--- Problem requirements ---
Print all of the data exactly as written.

Saved data entries:
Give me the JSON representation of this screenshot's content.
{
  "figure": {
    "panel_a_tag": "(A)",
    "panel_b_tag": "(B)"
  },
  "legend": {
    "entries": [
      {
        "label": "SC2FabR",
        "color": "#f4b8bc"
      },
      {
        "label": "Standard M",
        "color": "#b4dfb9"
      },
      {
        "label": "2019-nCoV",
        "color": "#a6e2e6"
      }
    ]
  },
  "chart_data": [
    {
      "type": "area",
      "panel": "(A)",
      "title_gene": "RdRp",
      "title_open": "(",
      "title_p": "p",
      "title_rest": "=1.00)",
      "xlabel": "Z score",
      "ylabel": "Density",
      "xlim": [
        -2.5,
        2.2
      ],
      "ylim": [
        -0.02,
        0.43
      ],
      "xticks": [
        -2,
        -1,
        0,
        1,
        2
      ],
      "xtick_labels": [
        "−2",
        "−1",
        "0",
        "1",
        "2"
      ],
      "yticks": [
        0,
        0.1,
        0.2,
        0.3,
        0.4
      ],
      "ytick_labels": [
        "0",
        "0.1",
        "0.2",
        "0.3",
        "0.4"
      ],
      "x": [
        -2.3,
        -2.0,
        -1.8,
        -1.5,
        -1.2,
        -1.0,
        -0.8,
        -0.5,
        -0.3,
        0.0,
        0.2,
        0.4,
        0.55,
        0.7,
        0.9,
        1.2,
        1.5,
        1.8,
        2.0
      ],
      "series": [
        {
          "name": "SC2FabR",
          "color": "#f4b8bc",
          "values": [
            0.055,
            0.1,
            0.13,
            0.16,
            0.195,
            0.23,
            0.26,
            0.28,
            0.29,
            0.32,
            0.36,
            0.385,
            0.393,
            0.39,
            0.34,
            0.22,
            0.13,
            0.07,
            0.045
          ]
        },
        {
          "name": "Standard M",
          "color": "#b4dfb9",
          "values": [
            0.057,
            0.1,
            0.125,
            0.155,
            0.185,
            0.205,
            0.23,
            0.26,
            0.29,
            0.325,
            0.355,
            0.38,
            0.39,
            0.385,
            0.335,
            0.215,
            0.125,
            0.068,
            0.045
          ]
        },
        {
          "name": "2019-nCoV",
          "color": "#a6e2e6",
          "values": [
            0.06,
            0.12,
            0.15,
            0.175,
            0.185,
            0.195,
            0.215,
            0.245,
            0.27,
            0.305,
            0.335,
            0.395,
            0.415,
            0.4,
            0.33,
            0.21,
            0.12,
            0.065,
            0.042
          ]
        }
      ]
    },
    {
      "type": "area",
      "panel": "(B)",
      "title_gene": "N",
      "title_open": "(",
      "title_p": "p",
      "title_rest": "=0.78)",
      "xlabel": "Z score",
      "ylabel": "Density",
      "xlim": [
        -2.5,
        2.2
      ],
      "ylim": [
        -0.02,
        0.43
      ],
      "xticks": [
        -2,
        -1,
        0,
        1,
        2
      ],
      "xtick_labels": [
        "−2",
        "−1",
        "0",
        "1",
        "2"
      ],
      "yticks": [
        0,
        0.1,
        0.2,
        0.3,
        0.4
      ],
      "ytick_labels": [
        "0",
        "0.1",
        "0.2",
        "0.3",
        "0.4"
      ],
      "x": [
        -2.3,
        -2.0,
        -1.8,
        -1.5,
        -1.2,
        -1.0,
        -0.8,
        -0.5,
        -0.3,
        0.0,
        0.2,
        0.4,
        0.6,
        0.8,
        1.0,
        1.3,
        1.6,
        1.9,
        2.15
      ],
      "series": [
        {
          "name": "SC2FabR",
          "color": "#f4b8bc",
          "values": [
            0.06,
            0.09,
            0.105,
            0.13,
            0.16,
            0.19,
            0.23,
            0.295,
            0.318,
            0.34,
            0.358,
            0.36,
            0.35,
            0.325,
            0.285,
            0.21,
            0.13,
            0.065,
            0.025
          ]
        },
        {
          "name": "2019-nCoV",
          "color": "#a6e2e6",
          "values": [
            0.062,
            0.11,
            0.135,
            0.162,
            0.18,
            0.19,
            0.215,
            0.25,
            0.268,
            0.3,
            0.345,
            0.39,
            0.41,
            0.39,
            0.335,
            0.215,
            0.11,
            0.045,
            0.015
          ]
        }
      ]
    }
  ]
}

--- Solution to this exercise ---
Give me the JSON representation of this screenshot's content.
{
  "figure": {
    "panel_a_tag": "(A)",
    "panel_b_tag": "(B)"
  },
  "legend": {
    "entries": [
      {
        "label": "SC2FabR",
        "color": "#f4b8bc"
      },
      {
        "label": "Standard M",
        "color": "#b4dfb9"
      },
      {
        "label": "2019-nCoV",
        "color": "#a6e2e6"
      }
    ]
  },
  "chart_data": [
    {
      "type": "area",
      "panel": "(A)",
      "title_gene": "RdRp",
      "title_open": "(",
      "title_p": "p",
      "title_rest": "=1.00)",
      "xlabel": "Z score",
      "ylabel": "Density",
      "xlim": [
        -2.5,
        2.2
      ],
      "ylim": [
        -0.02,
        0.43
      ],
      "xticks": [
        -2,
        -1,
        0,
        1,
        2
      ],
      "xtick_labels": [
        "−2",
        "−1",
        "0",
        "1",
        "2"
      ],
      "yticks": [
        0,
        0.1,
        0.2,
        0.3,
        0.4
      ],
      "ytick_labels": [
        "0",
        "0.1",
        "0.2",
        "0.3",
        "0.4"
      ],
      "x": [
        -2.3,
        -2.0,
        -1.8,
        -1.5,
        -1.2,
        -1.0,
        -0.8,
        -0.5,
        -0.3,
        0.0,
        0.2,
        0.4,
        0.55,
        0.7,
        0.9,
        1.2,
        1.5,
        1.8,
        2.0
      ],
      "series": [
        {
          "name": "SC2FabR",
          "color": "#f4b8bc",
          "values": [
            0.055,
            0.1,
            0.13,
            0.16,
            0.195,
            0.23,
            0.26,
            0.28,
            0.29,
            0.32,
            0.36,
            0.385,
            0.393,
            0.39,
            0.34,
            0.22,
            0.13,
            0.07,
            0.045
          ]
        },
        {
          "name": "Standard M",
          "color": "#b4dfb9",
          "values": [
            0.057,
            0.1,
            0.125,
            0.155,
            0.185,
            0.205,
            0.23,
            0.26,
            0.29,
            0.325,
            0.355,
            0.38,
            0.39,
            0.385,
            0.335,
            0.215,
            0.125,
            0.068,
            0.045
          ]
        },
        {
          "name": "2019-nCoV",
          "color": "#a6e2e6",
          "values": [
            0.06,
            0.12,
            0.15,
            0.175,
            0.185,
            0.195,
            0.215,
            0.245,
            0.27,
            0.305,
            0.335,
            0.395,
            0.415,
            0.4,
            0.33,
            0.21,
            0.12,
            0.065,
            0.042
          ]
        }
      ]
    },
    {
      "type": "area",
      "panel": "(B)",
      "title_gene": "N",
      "title_open": "(",
      "title_p": "p",
      "title_rest": "=0.78)",
      "xlabel": "Z score",
      "ylabel": "Density",
      "xlim": [
        -2.5,
        2.2
      ],
      "ylim": [
        -0.02,
        0.43
      ],
      "xticks": [
        -2,
        -1,
        0,
        1,
        2
      ],
      "xtick_labels": [
        "−2",
        "−1",
        "0",
        "1",
        "2"
      ],
      "yticks": [
        0,
        0.1,
        0.2,
        0.3,
        0.4
      ],
      "ytick_labels": [
        "0",
        "0.1",
        "0.2",
        "0.3",
        "0.4"
      ],
      "x": [
        -2.3,
        -2.0,
        -1.8,
        -1.5,
        -1.2,
        -1.0,
        -0.8,
        -0.5,
        -0.3,
        0.0,
        0.2,
        0.4,
        0.6,
        0.8,
        1.0,
        1.3,
        1.6,
        1.9,
        2.15
      ],
      "series": [
        {
          "name": "SC2FabR",
          "color": "#f4b8bc",
          "values": [
            0.06,
            0.09,
            0.105,
            0.13,
            0.16,
            0.19,
            0.23,
            0.295,
            0.318,
            0.34,
            0.358,
            0.36,
            0.35,
            0.325,
            0.285,
            0.21,
            0.13,
            0.065,
            0.025
          ]
        },
        {
          "name": "2019-nCoV",
          "color": "#a6e2e6",
          "values": [
            0.062,
            0.11,
            0.135,
            0.162,
            0.18,
            0.19,
            0.215,
            0.25,
            0.268,
            0.3,
            0.345,
            0.39,
            0.41,
            0.39,
            0.335,
            0.215,
            0.11,
            0.045,
            0.015
          ]
        }
      ]
    }
  ]
}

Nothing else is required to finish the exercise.